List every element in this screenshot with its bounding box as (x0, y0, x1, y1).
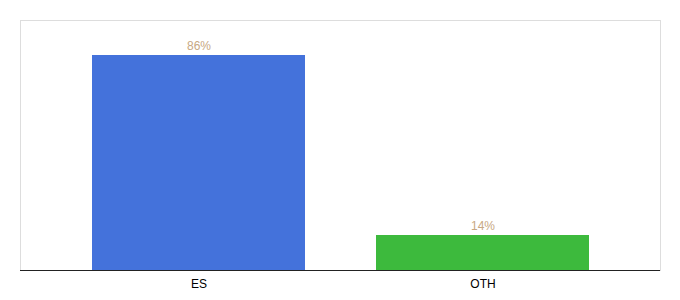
svg-text:86%: 86% (187, 39, 211, 53)
svg-text:14%: 14% (471, 219, 495, 233)
svg-text:ES: ES (191, 277, 207, 291)
svg-text:OTH: OTH (470, 277, 495, 291)
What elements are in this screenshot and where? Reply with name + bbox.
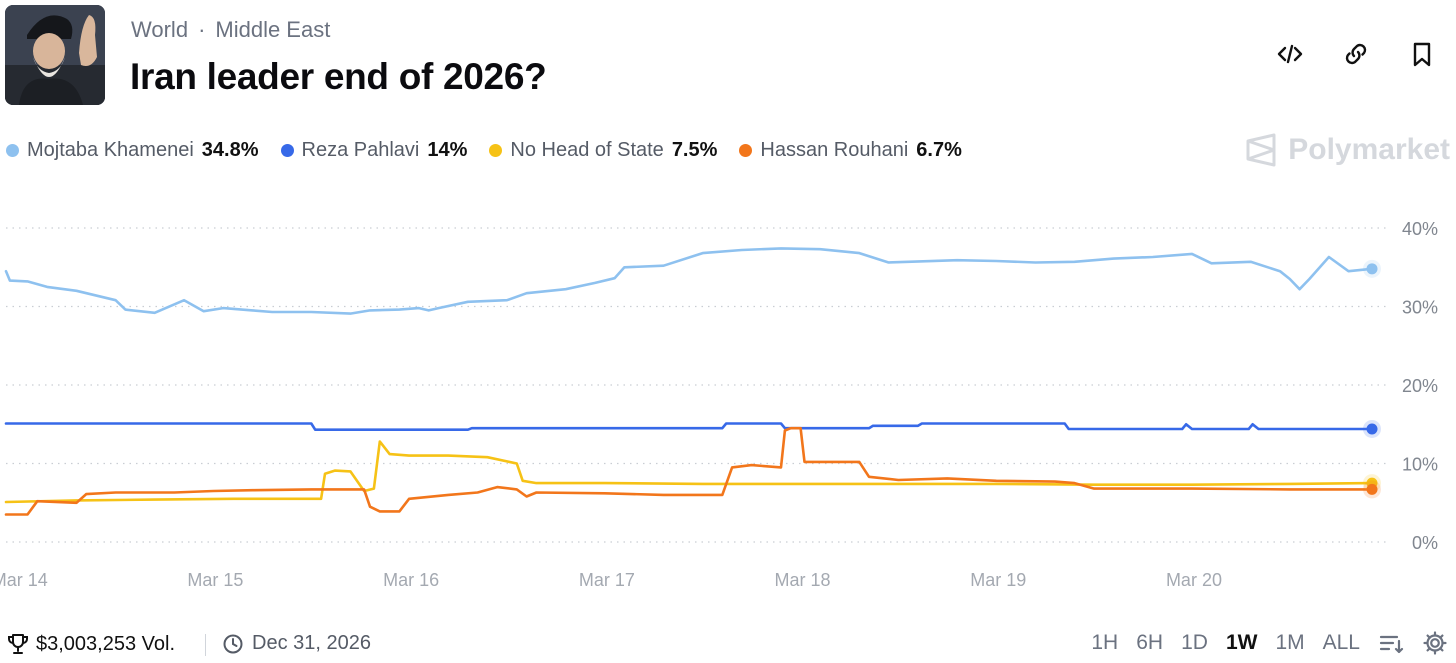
legend-name: Hassan Rouhani — [760, 139, 909, 161]
breadcrumb-item-world[interactable]: World — [131, 17, 189, 42]
series-end-point — [1366, 423, 1378, 435]
end-date-value: Dec 31, 2026 — [252, 632, 371, 654]
range-all[interactable]: ALL — [1322, 631, 1360, 654]
legend-dot — [739, 144, 753, 157]
portrait-image — [5, 5, 105, 105]
y-tick-label: 40% — [1402, 219, 1438, 239]
legend-name: No Head of State — [510, 139, 664, 161]
chart-legend: Mojtaba Khamenei 34.8% Reza Pahlavi 14% … — [6, 139, 984, 162]
footer-divider — [205, 634, 206, 656]
chart-grid — [6, 227, 1388, 543]
bookmark-icon — [1413, 42, 1431, 67]
header-actions — [1276, 36, 1436, 72]
chart-series — [4, 247, 1381, 516]
x-tick-label: Mar 18 — [775, 570, 831, 590]
market-header: World · Middle East Iran leader end of 2… — [0, 0, 1456, 120]
clock-icon — [223, 634, 243, 653]
range-1m[interactable]: 1M — [1275, 631, 1305, 654]
volume-value: $3,003,253 Vol. — [36, 632, 176, 655]
legend-dot — [6, 144, 19, 157]
brand-label: Polymarket — [1288, 133, 1450, 166]
series-end-point — [1366, 483, 1378, 495]
x-axis-ticks: Mar 14 Mar 15 Mar 16 Mar 17 Mar 18 Mar 19 Mar … — [0, 570, 1222, 590]
breadcrumb-item-middle-east[interactable]: Middle East — [215, 17, 331, 42]
legend-value: 7.5% — [671, 139, 718, 161]
time-range-selector: 1H 6H 1D 1W 1M ALL — [1091, 630, 1448, 656]
trophy-icon — [8, 634, 28, 654]
x-tick-label: Mar 14 — [0, 570, 48, 590]
polymarket-logo-icon — [1246, 133, 1276, 167]
market-footer: $3,003,253 Vol. Dec 31, 2026 1H 6H 1D 1W… — [0, 622, 1456, 663]
series-line — [4, 422, 1374, 431]
legend-item-hassan-rouhani[interactable]: Hassan Rouhani 6.7% — [739, 139, 962, 162]
page-title: Iran leader end of 2026? — [130, 56, 547, 97]
y-tick-label: 0% — [1412, 533, 1438, 553]
series-line — [4, 440, 1374, 504]
y-tick-label: 20% — [1402, 376, 1438, 396]
brand-watermark: Polymarket — [1244, 133, 1450, 167]
range-1h[interactable]: 1H — [1091, 631, 1119, 654]
legend-value: 14% — [427, 139, 468, 161]
x-tick-label: Mar 19 — [970, 570, 1026, 590]
series-line — [4, 247, 1374, 315]
end-date-info: Dec 31, 2026 — [222, 632, 371, 655]
legend-item-mojtaba-khamenei[interactable]: Mojtaba Khamenei 34.8% — [6, 139, 259, 162]
x-tick-label: Mar 20 — [1166, 570, 1222, 590]
legend-value: 6.7% — [916, 139, 962, 161]
copy-link-button[interactable] — [1342, 36, 1370, 72]
legend-value: 34.8% — [201, 139, 259, 161]
legend-item-reza-pahlavi[interactable]: Reza Pahlavi 14% — [280, 139, 468, 162]
filter-sort-icon[interactable] — [1378, 630, 1404, 656]
legend-dot — [280, 144, 294, 157]
series-line — [4, 426, 1374, 516]
embed-icon — [1277, 44, 1303, 64]
link-icon — [1345, 43, 1367, 65]
y-axis-ticks: 0% 10% 20% 30% 40% — [1402, 219, 1438, 553]
y-tick-label: 30% — [1402, 298, 1438, 318]
bookmark-button[interactable] — [1408, 36, 1436, 72]
series-end-point — [1366, 263, 1378, 275]
legend-name: Reza Pahlavi — [301, 139, 420, 161]
x-tick-label: Mar 15 — [187, 570, 243, 590]
market-image — [5, 5, 105, 105]
embed-button[interactable] — [1276, 36, 1304, 72]
x-tick-label: Mar 17 — [579, 570, 635, 590]
volume-info: $3,003,253 Vol. — [6, 632, 175, 656]
x-tick-label: Mar 16 — [383, 570, 439, 590]
legend-name: Mojtaba Khamenei — [27, 139, 194, 161]
breadcrumb: World · Middle East — [131, 17, 330, 43]
y-tick-label: 10% — [1402, 455, 1438, 475]
settings-gear-icon[interactable] — [1422, 630, 1448, 656]
legend-item-no-head-of-state[interactable]: No Head of State 7.5% — [489, 139, 717, 162]
range-1d[interactable]: 1D — [1181, 631, 1208, 654]
legend-dot — [489, 144, 503, 157]
breadcrumb-separator: · — [198, 17, 206, 42]
range-1w[interactable]: 1W — [1225, 631, 1258, 654]
range-6h[interactable]: 6H — [1136, 631, 1164, 654]
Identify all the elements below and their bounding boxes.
--*--
◆ PROBLEM DESCRIPTION ◆
Rewrite all of the entries above, changing "screenshot" to "screen capture" and keeping everything else the same. Leave the pictures out.

◆ RESPONSE ◆
List every element in this screen capture with its bounding box as (x0, y0, x1, y1).
svg-text:86%: 86% (187, 39, 211, 53)
svg-text:14%: 14% (471, 219, 495, 233)
svg-text:ES: ES (191, 277, 207, 291)
svg-text:OTH: OTH (470, 277, 495, 291)
What elements are in this screen capture and where? Reply with name + bbox.
legend-name: Hassan Rouhani — [760, 139, 909, 161]
breadcrumb-item-world[interactable]: World — [131, 17, 189, 42]
series-end-point — [1366, 423, 1378, 435]
end-date-value: Dec 31, 2026 — [252, 632, 371, 654]
range-all[interactable]: ALL — [1322, 631, 1360, 654]
legend-dot — [739, 144, 753, 157]
portrait-image — [5, 5, 105, 105]
y-tick-label: 40% — [1402, 219, 1438, 239]
legend-name: No Head of State — [510, 139, 664, 161]
chart-legend: Mojtaba Khamenei 34.8% Reza Pahlavi 14% … — [6, 139, 984, 162]
footer-divider — [205, 634, 206, 656]
chart-grid — [6, 227, 1388, 543]
bookmark-icon — [1413, 42, 1431, 67]
header-actions — [1276, 36, 1436, 72]
chart-series — [4, 247, 1381, 516]
x-tick-label: Mar 18 — [775, 570, 831, 590]
market-header: World · Middle East Iran leader end of 2… — [0, 0, 1456, 120]
clock-icon — [223, 634, 243, 653]
range-1m[interactable]: 1M — [1275, 631, 1305, 654]
volume-value: $3,003,253 Vol. — [36, 632, 176, 655]
legend-dot — [6, 144, 19, 157]
brand-label: Polymarket — [1288, 133, 1450, 166]
series-end-point — [1366, 483, 1378, 495]
x-axis-ticks: Mar 14 Mar 15 Mar 16 Mar 17 Mar 18 Mar 19 Mar … — [0, 570, 1222, 590]
breadcrumb-item-middle-east[interactable]: Middle East — [215, 17, 331, 42]
legend-value: 7.5% — [671, 139, 718, 161]
time-range-selector: 1H 6H 1D 1W 1M ALL — [1091, 630, 1448, 656]
trophy-icon — [8, 634, 28, 654]
x-tick-label: Mar 14 — [0, 570, 48, 590]
polymarket-logo-icon — [1246, 133, 1276, 167]
market-footer: $3,003,253 Vol. Dec 31, 2026 1H 6H 1D 1W… — [0, 622, 1456, 663]
series-line — [4, 422, 1374, 431]
legend-item-hassan-rouhani[interactable]: Hassan Rouhani 6.7% — [739, 139, 962, 162]
page-title: Iran leader end of 2026? — [130, 56, 547, 97]
y-tick-label: 0% — [1412, 533, 1438, 553]
series-line — [4, 440, 1374, 504]
y-tick-label: 20% — [1402, 376, 1438, 396]
brand-watermark: Polymarket — [1244, 133, 1450, 167]
range-1h[interactable]: 1H — [1091, 631, 1119, 654]
legend-value: 14% — [427, 139, 468, 161]
x-tick-label: Mar 19 — [970, 570, 1026, 590]
series-line — [4, 247, 1374, 315]
end-date-info: Dec 31, 2026 — [222, 632, 371, 655]
legend-item-mojtaba-khamenei[interactable]: Mojtaba Khamenei 34.8% — [6, 139, 259, 162]
x-tick-label: Mar 20 — [1166, 570, 1222, 590]
legend-value: 6.7% — [916, 139, 962, 161]
copy-link-button[interactable] — [1342, 36, 1370, 72]
legend-value: 34.8% — [201, 139, 259, 161]
legend-item-reza-pahlavi[interactable]: Reza Pahlavi 14% — [280, 139, 468, 162]
filter-sort-icon[interactable] — [1378, 630, 1404, 656]
legend-dot — [280, 144, 294, 157]
series-line — [4, 426, 1374, 516]
embed-icon — [1277, 44, 1303, 64]
link-icon — [1345, 43, 1367, 65]
y-axis-ticks: 0% 10% 20% 30% 40% — [1402, 219, 1438, 553]
y-tick-label: 30% — [1402, 298, 1438, 318]
bookmark-button[interactable] — [1408, 36, 1436, 72]
series-end-point — [1366, 263, 1378, 275]
legend-name: Reza Pahlavi — [301, 139, 420, 161]
x-tick-label: Mar 15 — [187, 570, 243, 590]
market-image — [5, 5, 105, 105]
embed-button[interactable] — [1276, 36, 1304, 72]
x-tick-label: Mar 17 — [579, 570, 635, 590]
volume-info: $3,003,253 Vol. — [6, 632, 175, 656]
x-tick-label: Mar 16 — [383, 570, 439, 590]
legend-name: Mojtaba Khamenei — [27, 139, 194, 161]
breadcrumb: World · Middle East — [131, 17, 330, 43]
y-tick-label: 10% — [1402, 455, 1438, 475]
settings-gear-icon[interactable] — [1422, 630, 1448, 656]
legend-item-no-head-of-state[interactable]: No Head of State 7.5% — [489, 139, 717, 162]
range-1d[interactable]: 1D — [1181, 631, 1208, 654]
legend-dot — [489, 144, 503, 157]
breadcrumb-separator: · — [198, 17, 206, 42]
range-1w[interactable]: 1W — [1225, 631, 1258, 654]
range-6h[interactable]: 6H — [1136, 631, 1164, 654]
Identify all the elements below and their bounding boxes.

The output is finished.